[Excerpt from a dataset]
# # # # # # #

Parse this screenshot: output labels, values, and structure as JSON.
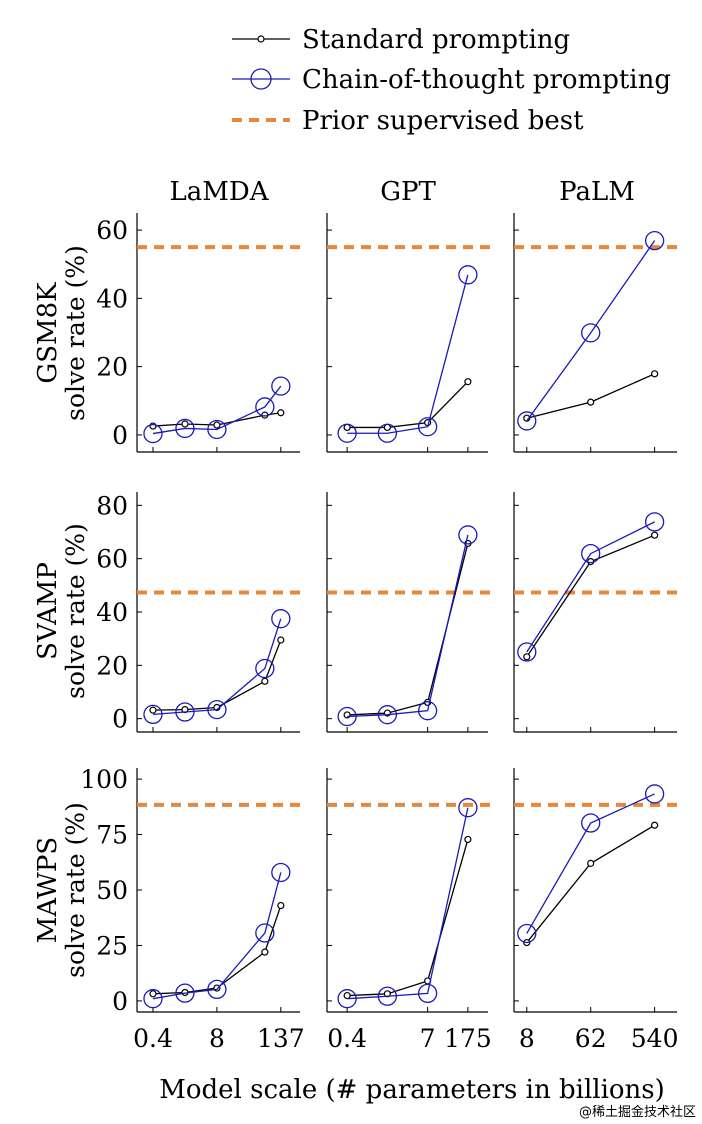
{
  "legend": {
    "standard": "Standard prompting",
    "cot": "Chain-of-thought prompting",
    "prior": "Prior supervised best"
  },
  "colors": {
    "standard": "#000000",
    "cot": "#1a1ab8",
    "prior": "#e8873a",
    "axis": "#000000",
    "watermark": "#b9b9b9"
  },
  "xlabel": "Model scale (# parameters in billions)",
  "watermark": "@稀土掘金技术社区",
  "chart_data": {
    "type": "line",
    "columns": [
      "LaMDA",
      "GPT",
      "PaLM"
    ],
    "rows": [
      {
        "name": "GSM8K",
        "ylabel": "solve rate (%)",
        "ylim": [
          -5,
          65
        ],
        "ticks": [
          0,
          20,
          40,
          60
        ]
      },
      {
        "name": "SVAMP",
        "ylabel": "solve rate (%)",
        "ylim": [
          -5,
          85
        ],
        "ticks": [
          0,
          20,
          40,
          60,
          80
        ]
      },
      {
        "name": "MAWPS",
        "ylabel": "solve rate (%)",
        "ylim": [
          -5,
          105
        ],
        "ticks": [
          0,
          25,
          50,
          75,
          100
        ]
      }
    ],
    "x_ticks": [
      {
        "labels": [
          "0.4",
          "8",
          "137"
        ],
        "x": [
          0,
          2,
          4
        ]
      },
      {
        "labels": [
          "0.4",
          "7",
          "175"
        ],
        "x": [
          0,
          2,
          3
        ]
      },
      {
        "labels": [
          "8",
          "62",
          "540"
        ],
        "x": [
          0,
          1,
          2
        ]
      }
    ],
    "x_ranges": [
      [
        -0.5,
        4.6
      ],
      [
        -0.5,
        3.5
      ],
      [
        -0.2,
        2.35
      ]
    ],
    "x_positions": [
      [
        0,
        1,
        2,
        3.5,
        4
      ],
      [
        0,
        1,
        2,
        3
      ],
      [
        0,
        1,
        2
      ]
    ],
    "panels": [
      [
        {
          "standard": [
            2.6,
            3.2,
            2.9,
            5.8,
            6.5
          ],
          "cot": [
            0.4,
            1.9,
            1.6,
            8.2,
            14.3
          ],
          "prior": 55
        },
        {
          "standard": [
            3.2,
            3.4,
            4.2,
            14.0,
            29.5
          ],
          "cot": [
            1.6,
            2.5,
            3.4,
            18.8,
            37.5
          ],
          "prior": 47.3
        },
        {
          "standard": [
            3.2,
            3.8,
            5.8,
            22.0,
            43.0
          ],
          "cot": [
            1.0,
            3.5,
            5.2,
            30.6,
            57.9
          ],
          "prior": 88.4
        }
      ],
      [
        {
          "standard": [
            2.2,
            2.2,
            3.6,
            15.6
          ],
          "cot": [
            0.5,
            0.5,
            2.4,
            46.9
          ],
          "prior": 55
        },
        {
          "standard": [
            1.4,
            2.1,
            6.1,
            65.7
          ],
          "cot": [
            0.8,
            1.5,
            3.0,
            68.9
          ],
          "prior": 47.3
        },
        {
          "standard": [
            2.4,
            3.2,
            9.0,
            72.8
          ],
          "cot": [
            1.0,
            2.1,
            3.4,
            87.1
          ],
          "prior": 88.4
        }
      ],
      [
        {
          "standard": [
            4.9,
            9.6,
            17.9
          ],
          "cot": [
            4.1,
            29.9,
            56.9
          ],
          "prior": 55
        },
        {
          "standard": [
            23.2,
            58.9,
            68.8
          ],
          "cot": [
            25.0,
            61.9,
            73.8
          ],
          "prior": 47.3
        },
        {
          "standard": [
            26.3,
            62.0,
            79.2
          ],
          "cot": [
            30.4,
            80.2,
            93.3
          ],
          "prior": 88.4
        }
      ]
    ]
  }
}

# # # # # # #

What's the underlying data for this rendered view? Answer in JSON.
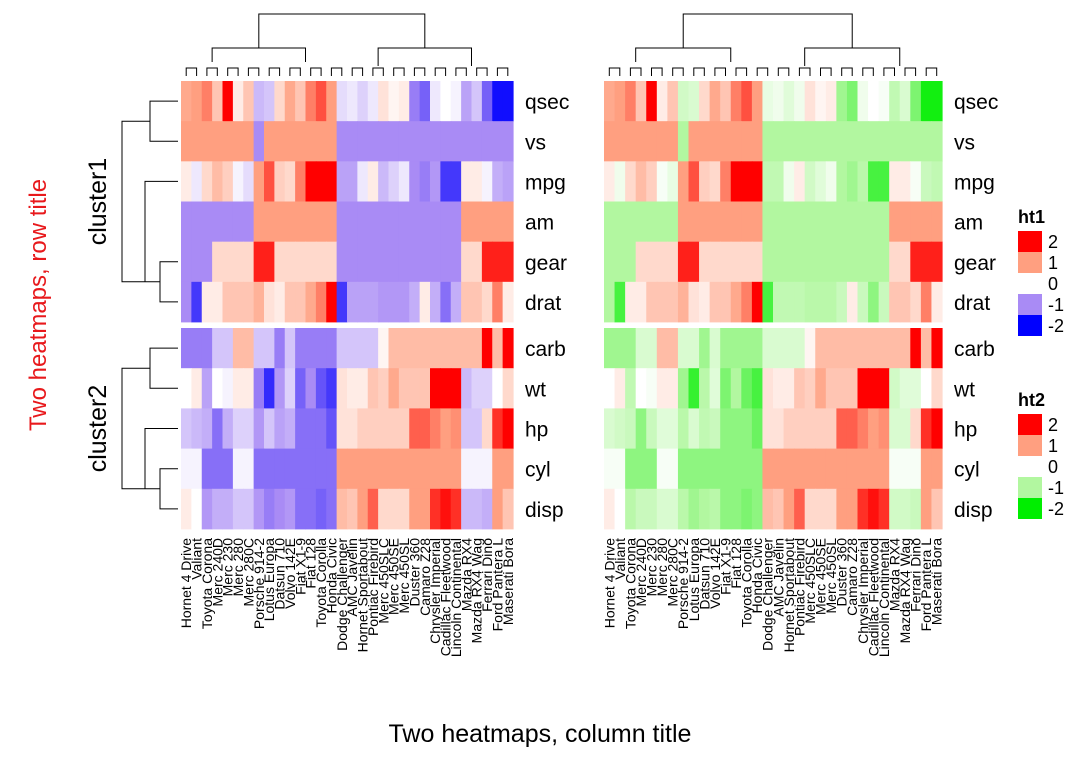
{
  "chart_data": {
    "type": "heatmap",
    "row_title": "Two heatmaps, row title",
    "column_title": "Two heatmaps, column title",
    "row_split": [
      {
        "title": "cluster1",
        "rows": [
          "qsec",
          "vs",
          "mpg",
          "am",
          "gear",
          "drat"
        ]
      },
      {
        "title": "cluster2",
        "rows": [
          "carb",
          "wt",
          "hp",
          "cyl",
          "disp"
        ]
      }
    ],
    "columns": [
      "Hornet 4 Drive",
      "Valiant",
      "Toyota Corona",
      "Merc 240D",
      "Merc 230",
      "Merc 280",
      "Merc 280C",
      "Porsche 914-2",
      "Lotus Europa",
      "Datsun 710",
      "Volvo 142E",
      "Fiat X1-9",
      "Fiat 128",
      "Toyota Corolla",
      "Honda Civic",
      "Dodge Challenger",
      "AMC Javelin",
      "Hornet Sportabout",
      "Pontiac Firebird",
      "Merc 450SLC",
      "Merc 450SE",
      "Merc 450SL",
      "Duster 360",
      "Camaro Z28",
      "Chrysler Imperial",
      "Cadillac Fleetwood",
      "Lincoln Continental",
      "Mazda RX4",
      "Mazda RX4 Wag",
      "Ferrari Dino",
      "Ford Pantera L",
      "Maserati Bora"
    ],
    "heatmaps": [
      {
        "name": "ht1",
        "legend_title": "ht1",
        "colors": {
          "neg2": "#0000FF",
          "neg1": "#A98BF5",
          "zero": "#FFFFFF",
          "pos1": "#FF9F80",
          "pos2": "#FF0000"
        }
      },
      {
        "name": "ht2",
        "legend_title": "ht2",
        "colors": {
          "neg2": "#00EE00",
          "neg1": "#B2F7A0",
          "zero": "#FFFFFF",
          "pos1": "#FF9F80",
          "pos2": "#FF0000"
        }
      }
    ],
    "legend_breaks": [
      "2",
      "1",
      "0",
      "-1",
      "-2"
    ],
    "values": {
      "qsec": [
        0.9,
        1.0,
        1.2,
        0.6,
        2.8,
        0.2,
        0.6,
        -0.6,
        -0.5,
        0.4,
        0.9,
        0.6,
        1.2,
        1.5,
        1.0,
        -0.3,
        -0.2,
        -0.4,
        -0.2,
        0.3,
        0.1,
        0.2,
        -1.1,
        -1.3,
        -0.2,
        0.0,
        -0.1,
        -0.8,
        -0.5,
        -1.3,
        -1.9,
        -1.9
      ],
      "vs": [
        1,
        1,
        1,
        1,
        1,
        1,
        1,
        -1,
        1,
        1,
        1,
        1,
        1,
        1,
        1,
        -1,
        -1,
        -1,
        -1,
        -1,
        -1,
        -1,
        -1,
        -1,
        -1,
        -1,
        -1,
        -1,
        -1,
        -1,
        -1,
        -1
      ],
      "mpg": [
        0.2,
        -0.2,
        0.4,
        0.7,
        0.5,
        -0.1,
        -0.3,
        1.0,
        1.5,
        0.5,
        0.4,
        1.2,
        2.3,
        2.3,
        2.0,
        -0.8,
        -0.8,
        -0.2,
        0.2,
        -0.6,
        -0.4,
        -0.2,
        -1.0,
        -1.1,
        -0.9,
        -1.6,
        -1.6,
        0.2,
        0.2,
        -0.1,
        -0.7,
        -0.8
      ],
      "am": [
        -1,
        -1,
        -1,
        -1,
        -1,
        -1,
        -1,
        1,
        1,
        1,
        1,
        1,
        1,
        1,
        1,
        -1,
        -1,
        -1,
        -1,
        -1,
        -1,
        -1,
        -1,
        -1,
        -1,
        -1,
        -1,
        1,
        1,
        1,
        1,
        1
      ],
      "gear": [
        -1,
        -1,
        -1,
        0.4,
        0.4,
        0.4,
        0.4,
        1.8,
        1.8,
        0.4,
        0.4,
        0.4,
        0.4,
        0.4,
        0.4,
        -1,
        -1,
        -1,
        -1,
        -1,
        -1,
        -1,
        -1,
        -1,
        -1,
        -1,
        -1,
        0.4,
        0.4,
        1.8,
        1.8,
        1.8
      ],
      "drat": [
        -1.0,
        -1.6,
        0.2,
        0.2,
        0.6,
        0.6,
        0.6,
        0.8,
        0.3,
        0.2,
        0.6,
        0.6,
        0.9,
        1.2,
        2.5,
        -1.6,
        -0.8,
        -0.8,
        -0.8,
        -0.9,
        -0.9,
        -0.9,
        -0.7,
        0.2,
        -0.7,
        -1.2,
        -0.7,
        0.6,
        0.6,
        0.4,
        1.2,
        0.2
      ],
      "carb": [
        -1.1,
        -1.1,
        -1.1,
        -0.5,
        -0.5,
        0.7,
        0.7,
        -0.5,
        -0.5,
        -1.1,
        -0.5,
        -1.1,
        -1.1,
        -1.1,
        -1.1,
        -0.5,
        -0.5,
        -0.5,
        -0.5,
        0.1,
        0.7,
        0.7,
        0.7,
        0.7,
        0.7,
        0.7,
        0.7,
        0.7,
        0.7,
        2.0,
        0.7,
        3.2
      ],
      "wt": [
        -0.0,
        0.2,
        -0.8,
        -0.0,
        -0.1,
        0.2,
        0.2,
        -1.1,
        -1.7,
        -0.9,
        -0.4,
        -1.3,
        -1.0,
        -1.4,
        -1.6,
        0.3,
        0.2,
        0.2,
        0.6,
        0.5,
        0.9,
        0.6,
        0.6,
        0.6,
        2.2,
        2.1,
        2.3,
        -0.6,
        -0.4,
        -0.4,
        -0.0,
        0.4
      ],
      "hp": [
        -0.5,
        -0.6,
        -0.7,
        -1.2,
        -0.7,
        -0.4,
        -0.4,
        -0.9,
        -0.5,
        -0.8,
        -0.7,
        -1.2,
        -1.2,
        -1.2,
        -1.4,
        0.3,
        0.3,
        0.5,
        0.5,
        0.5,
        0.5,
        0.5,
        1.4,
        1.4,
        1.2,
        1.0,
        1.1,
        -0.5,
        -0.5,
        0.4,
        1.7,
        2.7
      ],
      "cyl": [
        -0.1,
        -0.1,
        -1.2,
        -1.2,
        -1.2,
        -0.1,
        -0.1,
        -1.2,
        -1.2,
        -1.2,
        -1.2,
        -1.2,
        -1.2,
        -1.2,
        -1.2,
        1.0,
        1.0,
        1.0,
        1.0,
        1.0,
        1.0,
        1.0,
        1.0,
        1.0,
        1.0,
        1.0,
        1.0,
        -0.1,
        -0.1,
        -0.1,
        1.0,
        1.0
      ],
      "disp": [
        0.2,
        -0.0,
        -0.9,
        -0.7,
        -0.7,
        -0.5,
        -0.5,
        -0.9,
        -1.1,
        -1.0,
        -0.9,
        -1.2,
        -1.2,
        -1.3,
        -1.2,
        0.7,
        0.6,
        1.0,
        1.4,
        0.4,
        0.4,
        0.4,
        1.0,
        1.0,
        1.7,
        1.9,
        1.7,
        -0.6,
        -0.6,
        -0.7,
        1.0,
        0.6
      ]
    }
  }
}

# # # # # # #

=== Task prompt ===
Copy out every line in the entries above that holds "prompting".

=== Solution for this problem ===
    "standard": "Standard prompting",
    "cot": "Chain-of-thought prompting",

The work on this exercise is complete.